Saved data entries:
=-=-=

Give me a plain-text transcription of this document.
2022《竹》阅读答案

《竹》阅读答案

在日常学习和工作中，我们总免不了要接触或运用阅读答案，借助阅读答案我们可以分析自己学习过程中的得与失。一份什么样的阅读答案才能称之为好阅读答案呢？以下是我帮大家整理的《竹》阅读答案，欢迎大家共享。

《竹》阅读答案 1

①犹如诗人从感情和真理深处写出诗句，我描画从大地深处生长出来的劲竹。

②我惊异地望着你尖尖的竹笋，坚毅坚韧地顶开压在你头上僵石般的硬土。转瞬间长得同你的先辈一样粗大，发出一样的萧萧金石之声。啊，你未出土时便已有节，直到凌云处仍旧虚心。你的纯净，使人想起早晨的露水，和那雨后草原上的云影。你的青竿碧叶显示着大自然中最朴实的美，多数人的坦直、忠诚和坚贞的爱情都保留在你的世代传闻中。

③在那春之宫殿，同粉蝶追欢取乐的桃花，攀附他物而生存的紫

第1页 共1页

=-=-=

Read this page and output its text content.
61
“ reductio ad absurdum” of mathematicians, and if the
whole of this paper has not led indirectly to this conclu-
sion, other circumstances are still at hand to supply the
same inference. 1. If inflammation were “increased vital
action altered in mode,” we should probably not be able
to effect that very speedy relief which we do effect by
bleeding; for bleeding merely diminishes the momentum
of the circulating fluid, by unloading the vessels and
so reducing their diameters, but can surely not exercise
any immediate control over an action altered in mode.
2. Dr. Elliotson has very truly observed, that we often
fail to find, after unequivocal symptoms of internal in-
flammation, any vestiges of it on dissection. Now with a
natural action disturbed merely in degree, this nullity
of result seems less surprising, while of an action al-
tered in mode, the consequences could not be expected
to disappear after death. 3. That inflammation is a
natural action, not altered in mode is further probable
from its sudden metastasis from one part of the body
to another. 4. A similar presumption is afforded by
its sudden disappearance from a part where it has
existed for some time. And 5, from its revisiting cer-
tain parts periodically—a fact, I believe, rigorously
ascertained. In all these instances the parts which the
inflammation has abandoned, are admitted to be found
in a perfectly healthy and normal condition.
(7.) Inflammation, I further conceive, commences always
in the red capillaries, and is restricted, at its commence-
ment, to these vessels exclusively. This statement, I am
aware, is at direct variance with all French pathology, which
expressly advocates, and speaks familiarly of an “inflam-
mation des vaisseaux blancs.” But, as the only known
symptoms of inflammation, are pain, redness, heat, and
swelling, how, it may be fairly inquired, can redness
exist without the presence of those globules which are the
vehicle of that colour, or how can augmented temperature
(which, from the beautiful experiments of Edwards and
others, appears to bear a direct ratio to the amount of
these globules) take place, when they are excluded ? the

=-=-=

▸ **WHAT IS EXPECTED**
Copy out every line where the word "these" occurs.

▸ **RESULT OF THIS TASK**
ascertained. In all these instances the parts which the
ment, to these vessels exclusively. This statement, I am
these globules) take place, when they are excluded ? the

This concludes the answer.